[BEGIN]
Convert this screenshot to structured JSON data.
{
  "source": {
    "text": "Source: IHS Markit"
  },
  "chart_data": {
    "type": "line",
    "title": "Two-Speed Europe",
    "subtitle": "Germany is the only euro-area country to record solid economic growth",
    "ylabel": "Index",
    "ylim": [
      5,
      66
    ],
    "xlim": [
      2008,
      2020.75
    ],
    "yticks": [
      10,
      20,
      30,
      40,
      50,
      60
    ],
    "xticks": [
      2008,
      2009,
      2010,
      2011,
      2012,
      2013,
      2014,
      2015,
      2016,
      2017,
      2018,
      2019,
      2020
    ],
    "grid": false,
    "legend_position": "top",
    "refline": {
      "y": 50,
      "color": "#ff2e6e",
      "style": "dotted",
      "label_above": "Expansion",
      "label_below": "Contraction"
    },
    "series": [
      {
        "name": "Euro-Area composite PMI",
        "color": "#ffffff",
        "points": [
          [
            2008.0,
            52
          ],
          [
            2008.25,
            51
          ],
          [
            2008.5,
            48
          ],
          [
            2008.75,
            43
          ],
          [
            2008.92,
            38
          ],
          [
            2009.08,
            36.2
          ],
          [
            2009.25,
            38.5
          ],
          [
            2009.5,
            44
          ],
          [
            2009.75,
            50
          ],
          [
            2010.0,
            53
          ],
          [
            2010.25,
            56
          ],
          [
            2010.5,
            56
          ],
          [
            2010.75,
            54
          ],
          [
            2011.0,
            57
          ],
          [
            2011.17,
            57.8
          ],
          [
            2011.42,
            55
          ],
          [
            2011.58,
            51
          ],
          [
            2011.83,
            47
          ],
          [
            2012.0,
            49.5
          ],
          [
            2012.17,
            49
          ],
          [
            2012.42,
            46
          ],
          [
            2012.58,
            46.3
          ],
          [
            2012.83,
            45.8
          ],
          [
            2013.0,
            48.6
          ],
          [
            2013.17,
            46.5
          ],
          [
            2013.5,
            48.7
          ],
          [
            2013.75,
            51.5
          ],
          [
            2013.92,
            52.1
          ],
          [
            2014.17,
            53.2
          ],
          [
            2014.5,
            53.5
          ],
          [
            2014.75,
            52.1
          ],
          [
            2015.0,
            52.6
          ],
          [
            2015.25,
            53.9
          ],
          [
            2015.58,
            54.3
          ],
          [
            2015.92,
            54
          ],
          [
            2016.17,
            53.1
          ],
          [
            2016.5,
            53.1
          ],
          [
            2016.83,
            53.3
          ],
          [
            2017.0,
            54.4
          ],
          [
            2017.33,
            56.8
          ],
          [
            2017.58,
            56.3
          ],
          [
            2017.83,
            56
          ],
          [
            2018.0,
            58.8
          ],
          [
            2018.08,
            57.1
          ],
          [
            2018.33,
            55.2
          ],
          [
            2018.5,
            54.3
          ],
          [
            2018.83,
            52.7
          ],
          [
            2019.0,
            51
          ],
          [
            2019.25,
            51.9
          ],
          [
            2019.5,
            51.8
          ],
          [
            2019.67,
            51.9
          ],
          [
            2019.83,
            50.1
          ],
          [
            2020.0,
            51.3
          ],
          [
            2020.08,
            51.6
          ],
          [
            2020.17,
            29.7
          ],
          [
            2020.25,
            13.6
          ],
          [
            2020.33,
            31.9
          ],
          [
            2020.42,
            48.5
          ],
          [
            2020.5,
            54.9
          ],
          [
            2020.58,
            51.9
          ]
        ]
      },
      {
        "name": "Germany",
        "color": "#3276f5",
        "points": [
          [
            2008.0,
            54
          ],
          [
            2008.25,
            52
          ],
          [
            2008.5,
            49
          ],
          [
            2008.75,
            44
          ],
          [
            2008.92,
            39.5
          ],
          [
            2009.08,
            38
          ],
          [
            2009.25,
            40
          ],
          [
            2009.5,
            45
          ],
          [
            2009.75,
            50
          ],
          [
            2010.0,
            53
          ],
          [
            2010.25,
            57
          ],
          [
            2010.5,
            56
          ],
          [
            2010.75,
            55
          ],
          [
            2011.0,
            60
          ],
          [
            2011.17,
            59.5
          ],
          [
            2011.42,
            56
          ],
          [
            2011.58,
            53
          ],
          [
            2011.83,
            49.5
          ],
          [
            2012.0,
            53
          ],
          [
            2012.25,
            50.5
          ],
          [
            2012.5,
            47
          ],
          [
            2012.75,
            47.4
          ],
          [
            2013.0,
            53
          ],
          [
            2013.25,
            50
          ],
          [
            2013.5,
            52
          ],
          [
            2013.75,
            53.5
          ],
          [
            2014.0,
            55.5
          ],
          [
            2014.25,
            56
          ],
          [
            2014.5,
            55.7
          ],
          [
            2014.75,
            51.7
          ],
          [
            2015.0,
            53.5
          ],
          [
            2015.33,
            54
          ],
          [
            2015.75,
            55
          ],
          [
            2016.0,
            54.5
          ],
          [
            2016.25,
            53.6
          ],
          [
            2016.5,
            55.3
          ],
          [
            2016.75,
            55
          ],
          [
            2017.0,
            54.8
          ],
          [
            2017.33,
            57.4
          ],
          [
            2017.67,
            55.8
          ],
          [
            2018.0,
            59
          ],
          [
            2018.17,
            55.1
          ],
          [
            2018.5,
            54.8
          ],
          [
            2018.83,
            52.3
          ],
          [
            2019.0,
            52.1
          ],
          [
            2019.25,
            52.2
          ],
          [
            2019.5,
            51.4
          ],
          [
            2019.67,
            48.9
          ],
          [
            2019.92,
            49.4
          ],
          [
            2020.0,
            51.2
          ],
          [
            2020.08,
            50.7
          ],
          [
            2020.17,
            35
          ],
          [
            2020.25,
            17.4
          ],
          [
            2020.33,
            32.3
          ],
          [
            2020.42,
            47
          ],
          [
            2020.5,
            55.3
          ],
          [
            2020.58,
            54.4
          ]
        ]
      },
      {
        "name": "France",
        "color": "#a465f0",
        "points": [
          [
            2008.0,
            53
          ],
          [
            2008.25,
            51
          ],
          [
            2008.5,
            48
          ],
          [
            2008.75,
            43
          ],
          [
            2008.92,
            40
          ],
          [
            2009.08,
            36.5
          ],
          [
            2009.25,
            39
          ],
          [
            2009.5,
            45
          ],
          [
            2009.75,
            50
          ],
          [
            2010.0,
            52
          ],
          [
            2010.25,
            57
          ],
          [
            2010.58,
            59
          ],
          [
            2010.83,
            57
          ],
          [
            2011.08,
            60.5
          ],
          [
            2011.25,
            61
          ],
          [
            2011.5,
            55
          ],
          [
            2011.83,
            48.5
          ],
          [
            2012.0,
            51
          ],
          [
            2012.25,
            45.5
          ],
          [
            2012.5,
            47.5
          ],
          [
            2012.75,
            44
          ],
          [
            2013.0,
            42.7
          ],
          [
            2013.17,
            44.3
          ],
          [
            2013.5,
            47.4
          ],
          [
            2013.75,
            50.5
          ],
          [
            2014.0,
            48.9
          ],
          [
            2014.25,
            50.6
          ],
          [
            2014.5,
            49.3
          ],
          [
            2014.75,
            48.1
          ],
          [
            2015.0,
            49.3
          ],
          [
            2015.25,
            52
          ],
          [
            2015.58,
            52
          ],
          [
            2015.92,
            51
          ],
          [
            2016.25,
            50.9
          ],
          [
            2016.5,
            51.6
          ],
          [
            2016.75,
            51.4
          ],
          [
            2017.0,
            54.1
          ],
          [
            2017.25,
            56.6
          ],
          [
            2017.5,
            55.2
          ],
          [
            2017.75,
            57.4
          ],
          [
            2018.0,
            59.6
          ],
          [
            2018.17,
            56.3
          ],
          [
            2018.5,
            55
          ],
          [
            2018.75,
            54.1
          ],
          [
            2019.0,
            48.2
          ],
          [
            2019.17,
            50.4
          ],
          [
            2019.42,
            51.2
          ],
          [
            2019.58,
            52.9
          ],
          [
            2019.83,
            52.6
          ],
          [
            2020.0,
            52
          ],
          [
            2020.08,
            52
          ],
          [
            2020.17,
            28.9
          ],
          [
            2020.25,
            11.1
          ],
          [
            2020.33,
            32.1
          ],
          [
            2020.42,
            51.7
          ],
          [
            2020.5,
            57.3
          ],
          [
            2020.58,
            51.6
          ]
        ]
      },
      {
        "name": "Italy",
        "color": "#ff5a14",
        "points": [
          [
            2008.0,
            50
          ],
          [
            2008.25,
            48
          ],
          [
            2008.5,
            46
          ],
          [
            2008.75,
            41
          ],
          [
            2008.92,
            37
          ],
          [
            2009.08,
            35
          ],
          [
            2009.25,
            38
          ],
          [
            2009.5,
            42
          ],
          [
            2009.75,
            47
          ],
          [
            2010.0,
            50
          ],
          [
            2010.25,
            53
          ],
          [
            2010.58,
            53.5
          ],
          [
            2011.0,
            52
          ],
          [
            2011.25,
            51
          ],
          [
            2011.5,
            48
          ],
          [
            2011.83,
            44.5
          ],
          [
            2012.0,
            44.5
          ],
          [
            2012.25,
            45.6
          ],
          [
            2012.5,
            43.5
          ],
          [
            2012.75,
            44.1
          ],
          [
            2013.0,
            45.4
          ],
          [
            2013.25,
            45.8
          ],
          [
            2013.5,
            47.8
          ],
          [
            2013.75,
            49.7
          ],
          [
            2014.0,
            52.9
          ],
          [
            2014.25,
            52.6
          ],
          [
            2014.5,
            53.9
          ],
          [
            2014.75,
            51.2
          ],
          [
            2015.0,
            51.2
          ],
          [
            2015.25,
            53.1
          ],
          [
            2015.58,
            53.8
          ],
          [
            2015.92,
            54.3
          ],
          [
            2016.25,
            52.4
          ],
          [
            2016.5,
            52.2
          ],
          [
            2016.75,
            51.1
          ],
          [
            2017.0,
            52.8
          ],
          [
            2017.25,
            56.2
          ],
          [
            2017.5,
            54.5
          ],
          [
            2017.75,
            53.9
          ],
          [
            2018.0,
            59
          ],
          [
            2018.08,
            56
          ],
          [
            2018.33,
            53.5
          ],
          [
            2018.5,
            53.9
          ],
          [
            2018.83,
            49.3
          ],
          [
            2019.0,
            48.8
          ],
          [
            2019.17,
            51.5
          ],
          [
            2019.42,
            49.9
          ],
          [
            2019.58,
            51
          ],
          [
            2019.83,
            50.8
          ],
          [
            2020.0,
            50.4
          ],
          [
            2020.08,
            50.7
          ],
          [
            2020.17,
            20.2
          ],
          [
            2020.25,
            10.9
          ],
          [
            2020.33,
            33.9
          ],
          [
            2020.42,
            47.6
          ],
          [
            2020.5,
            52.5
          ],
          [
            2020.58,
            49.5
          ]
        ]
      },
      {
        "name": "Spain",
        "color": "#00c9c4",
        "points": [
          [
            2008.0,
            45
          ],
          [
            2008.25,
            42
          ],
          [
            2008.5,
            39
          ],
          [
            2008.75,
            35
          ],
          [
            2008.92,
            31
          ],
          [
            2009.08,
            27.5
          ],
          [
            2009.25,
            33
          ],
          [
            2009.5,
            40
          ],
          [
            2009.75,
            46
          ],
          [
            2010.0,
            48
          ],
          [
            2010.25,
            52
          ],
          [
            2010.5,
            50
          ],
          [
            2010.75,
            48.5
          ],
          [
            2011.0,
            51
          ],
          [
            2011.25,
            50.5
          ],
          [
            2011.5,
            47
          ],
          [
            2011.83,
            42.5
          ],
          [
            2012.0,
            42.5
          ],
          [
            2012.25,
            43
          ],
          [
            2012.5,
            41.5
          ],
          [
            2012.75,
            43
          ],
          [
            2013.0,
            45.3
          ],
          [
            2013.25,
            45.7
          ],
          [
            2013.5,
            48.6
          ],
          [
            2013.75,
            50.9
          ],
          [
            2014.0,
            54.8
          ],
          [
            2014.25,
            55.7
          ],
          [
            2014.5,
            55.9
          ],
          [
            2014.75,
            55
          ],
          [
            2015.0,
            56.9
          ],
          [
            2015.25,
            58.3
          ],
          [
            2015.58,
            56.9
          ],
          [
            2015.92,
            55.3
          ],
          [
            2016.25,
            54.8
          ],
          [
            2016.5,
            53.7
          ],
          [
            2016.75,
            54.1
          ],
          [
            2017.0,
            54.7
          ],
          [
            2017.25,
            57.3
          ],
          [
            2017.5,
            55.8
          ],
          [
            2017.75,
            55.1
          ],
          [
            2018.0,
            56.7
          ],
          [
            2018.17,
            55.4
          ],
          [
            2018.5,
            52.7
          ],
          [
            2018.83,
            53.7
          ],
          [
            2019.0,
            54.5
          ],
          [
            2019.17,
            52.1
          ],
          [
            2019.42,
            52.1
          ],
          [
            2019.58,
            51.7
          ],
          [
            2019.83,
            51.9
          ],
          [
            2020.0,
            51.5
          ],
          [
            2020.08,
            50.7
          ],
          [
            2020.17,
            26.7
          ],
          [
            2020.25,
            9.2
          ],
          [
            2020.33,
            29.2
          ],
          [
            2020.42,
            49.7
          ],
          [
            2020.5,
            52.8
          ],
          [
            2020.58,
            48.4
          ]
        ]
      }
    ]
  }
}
[END]
The problem:
Of the lines above, copy each that contains "Germany".

Response to this exercise:
    "subtitle": "Germany is the only euro-area country to record solid economic growth",
        "name": "Germany",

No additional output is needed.